● **EXERCISE DIRECTIONS**
Print every line of the records below, character for character, with nothing changed.

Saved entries

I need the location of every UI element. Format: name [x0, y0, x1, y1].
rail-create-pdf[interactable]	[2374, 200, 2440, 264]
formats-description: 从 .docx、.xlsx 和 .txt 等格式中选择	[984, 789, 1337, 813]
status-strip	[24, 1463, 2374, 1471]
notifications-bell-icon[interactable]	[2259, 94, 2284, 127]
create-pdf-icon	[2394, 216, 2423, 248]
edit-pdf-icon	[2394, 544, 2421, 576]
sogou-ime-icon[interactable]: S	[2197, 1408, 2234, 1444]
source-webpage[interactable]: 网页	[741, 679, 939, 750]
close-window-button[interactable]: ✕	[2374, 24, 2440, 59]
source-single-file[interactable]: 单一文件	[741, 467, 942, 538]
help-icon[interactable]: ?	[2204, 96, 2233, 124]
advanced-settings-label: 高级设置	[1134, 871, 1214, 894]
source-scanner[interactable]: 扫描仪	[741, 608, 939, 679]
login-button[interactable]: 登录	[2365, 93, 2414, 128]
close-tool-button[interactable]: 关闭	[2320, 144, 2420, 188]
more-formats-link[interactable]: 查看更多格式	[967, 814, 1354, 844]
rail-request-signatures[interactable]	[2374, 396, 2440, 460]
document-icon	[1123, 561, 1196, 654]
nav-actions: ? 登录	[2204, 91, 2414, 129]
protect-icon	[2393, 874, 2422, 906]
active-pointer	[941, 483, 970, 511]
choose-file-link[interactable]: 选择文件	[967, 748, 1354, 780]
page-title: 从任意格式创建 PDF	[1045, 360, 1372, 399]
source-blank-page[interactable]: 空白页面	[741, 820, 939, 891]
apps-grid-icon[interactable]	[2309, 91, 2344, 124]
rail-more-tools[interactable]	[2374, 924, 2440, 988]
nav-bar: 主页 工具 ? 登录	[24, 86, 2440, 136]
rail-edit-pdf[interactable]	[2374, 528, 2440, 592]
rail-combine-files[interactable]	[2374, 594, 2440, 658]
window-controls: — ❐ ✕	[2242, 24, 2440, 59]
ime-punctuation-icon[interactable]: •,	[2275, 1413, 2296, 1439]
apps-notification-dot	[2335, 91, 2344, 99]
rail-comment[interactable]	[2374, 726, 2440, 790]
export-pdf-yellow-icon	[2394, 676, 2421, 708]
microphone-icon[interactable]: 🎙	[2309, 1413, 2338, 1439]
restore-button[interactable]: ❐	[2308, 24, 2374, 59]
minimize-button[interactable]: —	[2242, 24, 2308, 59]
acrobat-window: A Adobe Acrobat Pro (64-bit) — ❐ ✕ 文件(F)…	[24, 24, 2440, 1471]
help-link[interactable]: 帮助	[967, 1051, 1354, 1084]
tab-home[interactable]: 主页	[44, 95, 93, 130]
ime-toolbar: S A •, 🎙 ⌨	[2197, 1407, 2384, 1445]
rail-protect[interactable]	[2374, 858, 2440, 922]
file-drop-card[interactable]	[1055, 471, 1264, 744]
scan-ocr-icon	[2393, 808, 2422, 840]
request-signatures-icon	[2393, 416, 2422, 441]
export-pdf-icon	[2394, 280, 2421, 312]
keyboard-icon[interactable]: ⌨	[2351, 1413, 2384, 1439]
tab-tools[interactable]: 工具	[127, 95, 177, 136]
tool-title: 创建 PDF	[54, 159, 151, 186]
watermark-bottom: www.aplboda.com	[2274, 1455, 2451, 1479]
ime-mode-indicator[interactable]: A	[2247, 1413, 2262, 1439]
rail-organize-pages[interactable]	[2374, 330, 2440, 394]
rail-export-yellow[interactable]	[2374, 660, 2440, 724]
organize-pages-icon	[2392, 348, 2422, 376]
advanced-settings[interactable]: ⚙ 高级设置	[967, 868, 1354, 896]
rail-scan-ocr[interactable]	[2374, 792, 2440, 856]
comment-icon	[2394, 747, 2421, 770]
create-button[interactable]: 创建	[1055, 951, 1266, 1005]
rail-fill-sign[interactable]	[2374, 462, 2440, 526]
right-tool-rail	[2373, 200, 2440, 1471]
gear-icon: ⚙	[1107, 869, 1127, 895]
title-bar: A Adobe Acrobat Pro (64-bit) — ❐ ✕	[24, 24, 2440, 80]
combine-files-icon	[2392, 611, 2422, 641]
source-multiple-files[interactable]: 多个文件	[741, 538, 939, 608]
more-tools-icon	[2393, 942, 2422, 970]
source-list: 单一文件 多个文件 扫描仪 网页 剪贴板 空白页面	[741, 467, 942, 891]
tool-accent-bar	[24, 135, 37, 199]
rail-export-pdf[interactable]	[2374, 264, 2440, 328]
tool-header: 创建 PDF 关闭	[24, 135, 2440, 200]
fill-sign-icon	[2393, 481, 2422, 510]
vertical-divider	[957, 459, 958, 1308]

● **WRITTEN ANSWER**
I need the location of every UI element. Format: name [x0, y0, x1, y1].
rail-create-pdf[interactable]	[2374, 200, 2440, 264]
formats-description: 从 .docx、.xlsx 和 .txt 等格式中选择	[984, 789, 1337, 813]
status-strip	[24, 1463, 2374, 1471]
notifications-bell-icon[interactable]	[2259, 94, 2284, 127]
create-pdf-icon	[2394, 216, 2423, 248]
edit-pdf-icon	[2394, 544, 2421, 576]
sogou-ime-icon[interactable]: S	[2197, 1408, 2234, 1444]
source-webpage[interactable]: 网页	[741, 679, 939, 750]
close-window-button[interactable]: ✕	[2374, 24, 2440, 59]
source-single-file[interactable]: 单一文件	[741, 467, 942, 538]
help-icon[interactable]: ?	[2204, 96, 2233, 124]
advanced-settings-label: 高级设置	[1134, 871, 1214, 894]
source-scanner[interactable]: 扫描仪	[741, 608, 939, 679]
login-button[interactable]: 登录	[2365, 93, 2414, 128]
close-tool-button[interactable]: 关闭	[2320, 144, 2420, 188]
more-formats-link[interactable]: 查看更多格式	[967, 814, 1354, 844]
rail-request-signatures[interactable]	[2374, 396, 2440, 460]
document-icon	[1123, 561, 1196, 654]
nav-actions: ? 登录	[2204, 91, 2414, 129]
protect-icon	[2393, 874, 2422, 906]
active-pointer	[941, 483, 970, 511]
choose-file-link[interactable]: 选择文件	[967, 748, 1354, 780]
page-title: 从任意格式创建 PDF	[1045, 360, 1372, 399]
source-blank-page[interactable]: 空白页面	[741, 820, 939, 891]
apps-grid-icon[interactable]	[2309, 91, 2344, 124]
rail-more-tools[interactable]	[2374, 924, 2440, 988]
nav-bar: 主页 工具 ? 登录	[24, 86, 2440, 136]
rail-edit-pdf[interactable]	[2374, 528, 2440, 592]
rail-combine-files[interactable]	[2374, 594, 2440, 658]
window-controls: — ❐ ✕	[2242, 24, 2440, 59]
ime-punctuation-icon[interactable]: •,	[2275, 1413, 2296, 1439]
apps-notification-dot	[2335, 91, 2344, 99]
rail-comment[interactable]	[2374, 726, 2440, 790]
export-pdf-yellow-icon	[2394, 676, 2421, 708]
microphone-icon[interactable]: 🎙	[2309, 1413, 2338, 1439]
restore-button[interactable]: ❐	[2308, 24, 2374, 59]
minimize-button[interactable]: —	[2242, 24, 2308, 59]
acrobat-window: A Adobe Acrobat Pro (64-bit) — ❐ ✕ 文件(F)…	[24, 24, 2440, 1471]
help-link[interactable]: 帮助	[967, 1051, 1354, 1084]
tab-home[interactable]: 主页	[44, 95, 93, 130]
ime-toolbar: S A •, 🎙 ⌨	[2197, 1407, 2384, 1445]
rail-protect[interactable]	[2374, 858, 2440, 922]
file-drop-card[interactable]	[1055, 471, 1264, 744]
scan-ocr-icon	[2393, 808, 2422, 840]
request-signatures-icon	[2393, 416, 2422, 441]
export-pdf-icon	[2394, 280, 2421, 312]
keyboard-icon[interactable]: ⌨	[2351, 1413, 2384, 1439]
tab-tools[interactable]: 工具	[127, 95, 177, 136]
tool-title: 创建 PDF	[54, 159, 151, 186]
watermark-bottom: www.aplboda.com	[2274, 1455, 2451, 1479]
ime-mode-indicator[interactable]: A	[2247, 1413, 2262, 1439]
rail-organize-pages[interactable]	[2374, 330, 2440, 394]
rail-export-yellow[interactable]	[2374, 660, 2440, 724]
organize-pages-icon	[2392, 348, 2422, 376]
advanced-settings[interactable]: ⚙ 高级设置	[967, 868, 1354, 896]
rail-scan-ocr[interactable]	[2374, 792, 2440, 856]
comment-icon	[2394, 747, 2421, 770]
create-button[interactable]: 创建	[1055, 951, 1266, 1005]
rail-fill-sign[interactable]	[2374, 462, 2440, 526]
right-tool-rail	[2373, 200, 2440, 1471]
gear-icon: ⚙	[1107, 869, 1127, 895]
title-bar: A Adobe Acrobat Pro (64-bit) — ❐ ✕	[24, 24, 2440, 80]
combine-files-icon	[2392, 611, 2422, 641]
source-multiple-files[interactable]: 多个文件	[741, 538, 939, 608]
more-tools-icon	[2393, 942, 2422, 970]
source-list: 单一文件 多个文件 扫描仪 网页 剪贴板 空白页面	[741, 467, 942, 891]
tool-accent-bar	[24, 135, 37, 199]
rail-export-pdf[interactable]	[2374, 264, 2440, 328]
tool-header: 创建 PDF 关闭	[24, 135, 2440, 200]
fill-sign-icon	[2393, 481, 2422, 510]
vertical-divider	[957, 459, 958, 1308]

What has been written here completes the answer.